■ **Exercise directions**: Render the material again word for word, skipping the pictures in it.

■ **Data to process**:
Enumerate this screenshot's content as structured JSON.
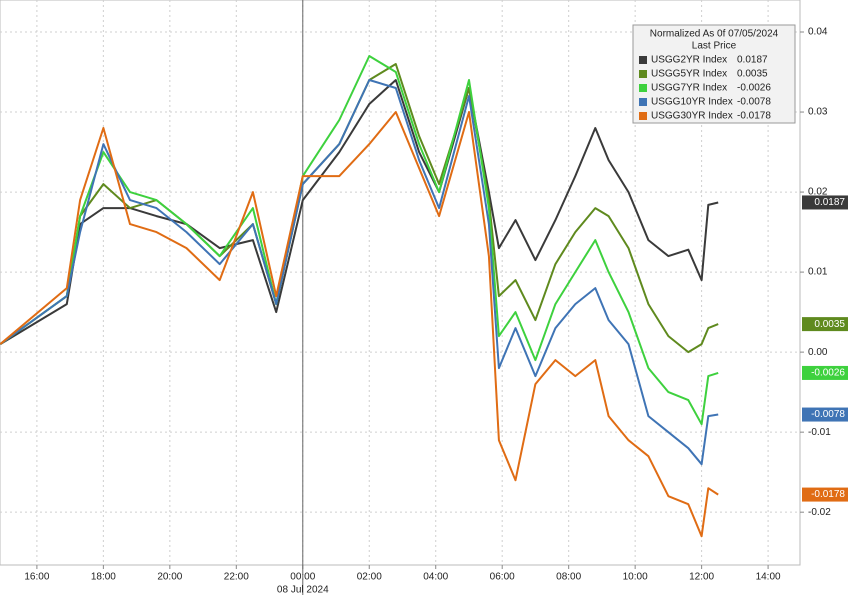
{
  "chart_data": {
    "type": "line",
    "legend_title": "Normalized As 0f 07/05/2024",
    "legend_subtitle": "Last Price",
    "legend_position": "upper right",
    "grid": true,
    "x": [
      14.9,
      16.9,
      17.3,
      18,
      18.8,
      19.6,
      20.5,
      21.5,
      22.5,
      23.2,
      24,
      25.1,
      26,
      26.8,
      27.5,
      28.1,
      29,
      29.6,
      29.9,
      30.4,
      31,
      31.6,
      32.2,
      32.8,
      33.2,
      33.8,
      34.4,
      35,
      35.6,
      36,
      36.2,
      36.5
    ],
    "xlim": [
      14.89,
      38.96
    ],
    "xticks": [
      {
        "value": 16,
        "label": "16:00"
      },
      {
        "value": 18,
        "label": "18:00"
      },
      {
        "value": 20,
        "label": "20:00"
      },
      {
        "value": 22,
        "label": "22:00"
      },
      {
        "value": 24,
        "label": "00:00"
      },
      {
        "value": 26,
        "label": "02:00"
      },
      {
        "value": 28,
        "label": "04:00"
      },
      {
        "value": 30,
        "label": "06:00"
      },
      {
        "value": 32,
        "label": "08:00"
      },
      {
        "value": 34,
        "label": "10:00"
      },
      {
        "value": 36,
        "label": "12:00"
      },
      {
        "value": 38,
        "label": "14:00"
      }
    ],
    "date_label": {
      "value": 24,
      "label": "08 Jul 2024"
    },
    "ylim": [
      -0.0266,
      0.044
    ],
    "yticks": [
      0.04,
      0.03,
      0.02,
      0.01,
      {
        "value": 0,
        "label": "0.00"
      },
      -0.01,
      -0.02
    ],
    "series": [
      {
        "name": "USGG2YR Index",
        "last_label": "0.0187",
        "color": "#3a3a3a",
        "values": [
          0.001,
          0.006,
          0.016,
          0.018,
          0.018,
          0.017,
          0.016,
          0.013,
          0.014,
          0.005,
          0.019,
          0.025,
          0.031,
          0.034,
          0.025,
          0.02,
          0.033,
          0.02,
          0.013,
          0.0165,
          0.0115,
          0.0165,
          0.022,
          0.028,
          0.024,
          0.02,
          0.014,
          0.012,
          0.0128,
          0.009,
          0.0184,
          0.0187
        ]
      },
      {
        "name": "USGG5YR Index",
        "last_label": "0.0035",
        "color": "#5f8a1e",
        "values": [
          0.001,
          0.007,
          0.017,
          0.021,
          0.018,
          0.019,
          0.016,
          0.012,
          0.016,
          0.006,
          0.021,
          0.026,
          0.034,
          0.036,
          0.027,
          0.021,
          0.033,
          0.019,
          0.007,
          0.009,
          0.004,
          0.011,
          0.015,
          0.018,
          0.017,
          0.013,
          0.006,
          0.002,
          0.0,
          0.001,
          0.003,
          0.0035
        ]
      },
      {
        "name": "USGG7YR Index",
        "last_label": "-0.0026",
        "color": "#3ed13e",
        "values": [
          0.001,
          0.007,
          0.017,
          0.025,
          0.02,
          0.019,
          0.016,
          0.012,
          0.018,
          0.006,
          0.022,
          0.029,
          0.037,
          0.035,
          0.026,
          0.02,
          0.034,
          0.018,
          0.002,
          0.005,
          -0.001,
          0.006,
          0.01,
          0.014,
          0.01,
          0.005,
          -0.002,
          -0.005,
          -0.006,
          -0.009,
          -0.003,
          -0.0026
        ]
      },
      {
        "name": "USGG10YR Index",
        "last_label": "-0.0078",
        "color": "#3f74b5",
        "values": [
          0.001,
          0.007,
          0.015,
          0.026,
          0.019,
          0.018,
          0.015,
          0.011,
          0.016,
          0.006,
          0.021,
          0.026,
          0.034,
          0.033,
          0.024,
          0.018,
          0.032,
          0.016,
          -0.002,
          0.003,
          -0.003,
          0.003,
          0.006,
          0.008,
          0.004,
          0.001,
          -0.008,
          -0.01,
          -0.012,
          -0.014,
          -0.008,
          -0.0078
        ]
      },
      {
        "name": "USGG30YR Index",
        "last_label": "-0.0178",
        "color": "#e06c14",
        "values": [
          0.001,
          0.008,
          0.019,
          0.028,
          0.016,
          0.015,
          0.013,
          0.009,
          0.02,
          0.007,
          0.022,
          0.022,
          0.026,
          0.03,
          0.023,
          0.017,
          0.03,
          0.012,
          -0.011,
          -0.016,
          -0.004,
          -0.001,
          -0.003,
          -0.001,
          -0.008,
          -0.011,
          -0.013,
          -0.018,
          -0.019,
          -0.023,
          -0.017,
          -0.0178
        ]
      }
    ]
  }
}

■ **Correct answer**:
Enumerate this screenshot's content as structured JSON.
{
  "chart_data": {
    "type": "line",
    "legend_title": "Normalized As 0f 07/05/2024",
    "legend_subtitle": "Last Price",
    "legend_position": "upper right",
    "grid": true,
    "x": [
      14.9,
      16.9,
      17.3,
      18,
      18.8,
      19.6,
      20.5,
      21.5,
      22.5,
      23.2,
      24,
      25.1,
      26,
      26.8,
      27.5,
      28.1,
      29,
      29.6,
      29.9,
      30.4,
      31,
      31.6,
      32.2,
      32.8,
      33.2,
      33.8,
      34.4,
      35,
      35.6,
      36,
      36.2,
      36.5
    ],
    "xlim": [
      14.89,
      38.96
    ],
    "xticks": [
      {
        "value": 16,
        "label": "16:00"
      },
      {
        "value": 18,
        "label": "18:00"
      },
      {
        "value": 20,
        "label": "20:00"
      },
      {
        "value": 22,
        "label": "22:00"
      },
      {
        "value": 24,
        "label": "00:00"
      },
      {
        "value": 26,
        "label": "02:00"
      },
      {
        "value": 28,
        "label": "04:00"
      },
      {
        "value": 30,
        "label": "06:00"
      },
      {
        "value": 32,
        "label": "08:00"
      },
      {
        "value": 34,
        "label": "10:00"
      },
      {
        "value": 36,
        "label": "12:00"
      },
      {
        "value": 38,
        "label": "14:00"
      }
    ],
    "date_label": {
      "value": 24,
      "label": "08 Jul 2024"
    },
    "ylim": [
      -0.0266,
      0.044
    ],
    "yticks": [
      0.04,
      0.03,
      0.02,
      0.01,
      {
        "value": 0,
        "label": "0.00"
      },
      -0.01,
      -0.02
    ],
    "series": [
      {
        "name": "USGG2YR Index",
        "last_label": "0.0187",
        "color": "#3a3a3a",
        "values": [
          0.001,
          0.006,
          0.016,
          0.018,
          0.018,
          0.017,
          0.016,
          0.013,
          0.014,
          0.005,
          0.019,
          0.025,
          0.031,
          0.034,
          0.025,
          0.02,
          0.033,
          0.02,
          0.013,
          0.0165,
          0.0115,
          0.0165,
          0.022,
          0.028,
          0.024,
          0.02,
          0.014,
          0.012,
          0.0128,
          0.009,
          0.0184,
          0.0187
        ]
      },
      {
        "name": "USGG5YR Index",
        "last_label": "0.0035",
        "color": "#5f8a1e",
        "values": [
          0.001,
          0.007,
          0.017,
          0.021,
          0.018,
          0.019,
          0.016,
          0.012,
          0.016,
          0.006,
          0.021,
          0.026,
          0.034,
          0.036,
          0.027,
          0.021,
          0.033,
          0.019,
          0.007,
          0.009,
          0.004,
          0.011,
          0.015,
          0.018,
          0.017,
          0.013,
          0.006,
          0.002,
          0.0,
          0.001,
          0.003,
          0.0035
        ]
      },
      {
        "name": "USGG7YR Index",
        "last_label": "-0.0026",
        "color": "#3ed13e",
        "values": [
          0.001,
          0.007,
          0.017,
          0.025,
          0.02,
          0.019,
          0.016,
          0.012,
          0.018,
          0.006,
          0.022,
          0.029,
          0.037,
          0.035,
          0.026,
          0.02,
          0.034,
          0.018,
          0.002,
          0.005,
          -0.001,
          0.006,
          0.01,
          0.014,
          0.01,
          0.005,
          -0.002,
          -0.005,
          -0.006,
          -0.009,
          -0.003,
          -0.0026
        ]
      },
      {
        "name": "USGG10YR Index",
        "last_label": "-0.0078",
        "color": "#3f74b5",
        "values": [
          0.001,
          0.007,
          0.015,
          0.026,
          0.019,
          0.018,
          0.015,
          0.011,
          0.016,
          0.006,
          0.021,
          0.026,
          0.034,
          0.033,
          0.024,
          0.018,
          0.032,
          0.016,
          -0.002,
          0.003,
          -0.003,
          0.003,
          0.006,
          0.008,
          0.004,
          0.001,
          -0.008,
          -0.01,
          -0.012,
          -0.014,
          -0.008,
          -0.0078
        ]
      },
      {
        "name": "USGG30YR Index",
        "last_label": "-0.0178",
        "color": "#e06c14",
        "values": [
          0.001,
          0.008,
          0.019,
          0.028,
          0.016,
          0.015,
          0.013,
          0.009,
          0.02,
          0.007,
          0.022,
          0.022,
          0.026,
          0.03,
          0.023,
          0.017,
          0.03,
          0.012,
          -0.011,
          -0.016,
          -0.004,
          -0.001,
          -0.003,
          -0.001,
          -0.008,
          -0.011,
          -0.013,
          -0.018,
          -0.019,
          -0.023,
          -0.017,
          -0.0178
        ]
      }
    ]
  }
}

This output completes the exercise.